YOUR TASK: Leave out every picture, then transcribe the rest of the listing exactly.

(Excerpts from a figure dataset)
— START —

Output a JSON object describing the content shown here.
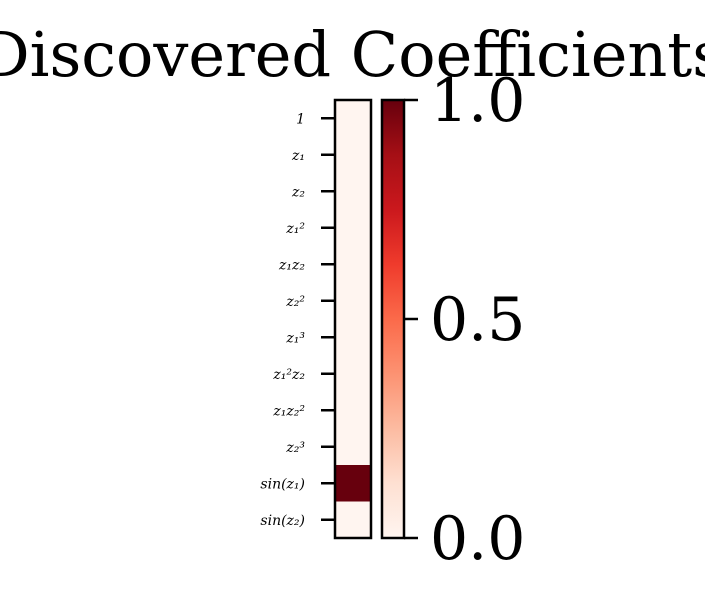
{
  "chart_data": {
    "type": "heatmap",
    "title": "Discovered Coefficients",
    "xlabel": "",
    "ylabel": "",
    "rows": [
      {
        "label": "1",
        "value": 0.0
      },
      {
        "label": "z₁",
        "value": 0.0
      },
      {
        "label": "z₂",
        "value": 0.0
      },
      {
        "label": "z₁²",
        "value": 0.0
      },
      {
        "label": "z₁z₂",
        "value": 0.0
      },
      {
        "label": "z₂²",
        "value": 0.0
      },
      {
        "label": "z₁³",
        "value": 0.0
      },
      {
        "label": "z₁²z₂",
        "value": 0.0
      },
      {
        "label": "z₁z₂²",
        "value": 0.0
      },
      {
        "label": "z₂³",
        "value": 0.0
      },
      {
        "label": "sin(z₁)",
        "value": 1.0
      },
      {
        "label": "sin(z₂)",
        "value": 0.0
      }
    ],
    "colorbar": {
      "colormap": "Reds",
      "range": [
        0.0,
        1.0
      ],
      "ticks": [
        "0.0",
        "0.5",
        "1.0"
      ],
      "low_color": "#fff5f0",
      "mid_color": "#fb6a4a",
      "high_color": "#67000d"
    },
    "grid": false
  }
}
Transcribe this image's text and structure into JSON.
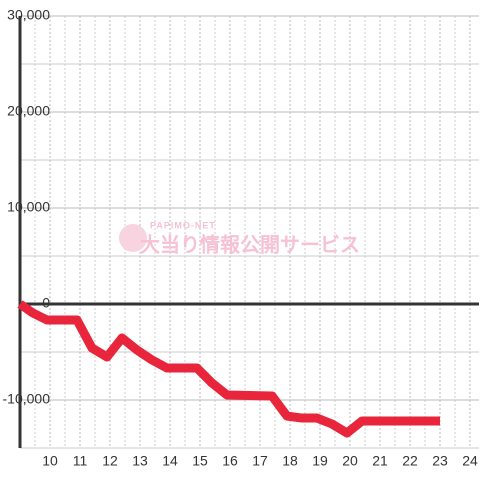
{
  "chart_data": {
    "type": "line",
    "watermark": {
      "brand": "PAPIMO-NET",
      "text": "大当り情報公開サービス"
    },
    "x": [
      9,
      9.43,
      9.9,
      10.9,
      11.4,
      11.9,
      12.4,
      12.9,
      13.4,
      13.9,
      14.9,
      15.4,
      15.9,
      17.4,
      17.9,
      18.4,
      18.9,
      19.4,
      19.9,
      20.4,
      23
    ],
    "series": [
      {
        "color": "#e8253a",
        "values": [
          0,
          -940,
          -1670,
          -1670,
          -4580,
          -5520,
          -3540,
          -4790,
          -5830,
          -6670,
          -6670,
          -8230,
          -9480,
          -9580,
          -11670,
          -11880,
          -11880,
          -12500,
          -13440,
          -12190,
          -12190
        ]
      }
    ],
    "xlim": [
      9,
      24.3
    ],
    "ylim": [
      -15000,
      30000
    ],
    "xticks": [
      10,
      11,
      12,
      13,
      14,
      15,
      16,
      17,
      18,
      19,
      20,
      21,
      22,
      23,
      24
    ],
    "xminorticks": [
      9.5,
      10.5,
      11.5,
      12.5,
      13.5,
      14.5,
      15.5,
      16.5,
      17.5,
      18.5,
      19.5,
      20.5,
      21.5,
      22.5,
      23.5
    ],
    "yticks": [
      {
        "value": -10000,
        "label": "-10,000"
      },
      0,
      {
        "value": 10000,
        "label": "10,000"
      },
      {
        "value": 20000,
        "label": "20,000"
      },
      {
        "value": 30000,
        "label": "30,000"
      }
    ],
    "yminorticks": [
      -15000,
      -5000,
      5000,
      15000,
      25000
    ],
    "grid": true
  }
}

— END —

SOLUTION FOR THIS EXERCISE:
Output a JSON object describing the content shown here.
{
  "chart_data": {
    "type": "heatmap",
    "title": "Discovered Coefficients",
    "xlabel": "",
    "ylabel": "",
    "rows": [
      {
        "label": "1",
        "value": 0.0
      },
      {
        "label": "z₁",
        "value": 0.0
      },
      {
        "label": "z₂",
        "value": 0.0
      },
      {
        "label": "z₁²",
        "value": 0.0
      },
      {
        "label": "z₁z₂",
        "value": 0.0
      },
      {
        "label": "z₂²",
        "value": 0.0
      },
      {
        "label": "z₁³",
        "value": 0.0
      },
      {
        "label": "z₁²z₂",
        "value": 0.0
      },
      {
        "label": "z₁z₂²",
        "value": 0.0
      },
      {
        "label": "z₂³",
        "value": 0.0
      },
      {
        "label": "sin(z₁)",
        "value": 1.0
      },
      {
        "label": "sin(z₂)",
        "value": 0.0
      }
    ],
    "colorbar": {
      "colormap": "Reds",
      "range": [
        0.0,
        1.0
      ],
      "ticks": [
        "0.0",
        "0.5",
        "1.0"
      ],
      "low_color": "#fff5f0",
      "mid_color": "#fb6a4a",
      "high_color": "#67000d"
    },
    "grid": false
  }
}
Transcribe this image's text and structure into JSON.
{
  "chart_data": {
    "type": "line",
    "watermark": {
      "brand": "PAPIMO-NET",
      "text": "大当り情報公開サービス"
    },
    "x": [
      9,
      9.43,
      9.9,
      10.9,
      11.4,
      11.9,
      12.4,
      12.9,
      13.4,
      13.9,
      14.9,
      15.4,
      15.9,
      17.4,
      17.9,
      18.4,
      18.9,
      19.4,
      19.9,
      20.4,
      23
    ],
    "series": [
      {
        "color": "#e8253a",
        "values": [
          0,
          -940,
          -1670,
          -1670,
          -4580,
          -5520,
          -3540,
          -4790,
          -5830,
          -6670,
          -6670,
          -8230,
          -9480,
          -9580,
          -11670,
          -11880,
          -11880,
          -12500,
          -13440,
          -12190,
          -12190
        ]
      }
    ],
    "xlim": [
      9,
      24.3
    ],
    "ylim": [
      -15000,
      30000
    ],
    "xticks": [
      10,
      11,
      12,
      13,
      14,
      15,
      16,
      17,
      18,
      19,
      20,
      21,
      22,
      23,
      24
    ],
    "xminorticks": [
      9.5,
      10.5,
      11.5,
      12.5,
      13.5,
      14.5,
      15.5,
      16.5,
      17.5,
      18.5,
      19.5,
      20.5,
      21.5,
      22.5,
      23.5
    ],
    "yticks": [
      {
        "value": -10000,
        "label": "-10,000"
      },
      0,
      {
        "value": 10000,
        "label": "10,000"
      },
      {
        "value": 20000,
        "label": "20,000"
      },
      {
        "value": 30000,
        "label": "30,000"
      }
    ],
    "yminorticks": [
      -15000,
      -5000,
      5000,
      15000,
      25000
    ],
    "grid": true
  }
}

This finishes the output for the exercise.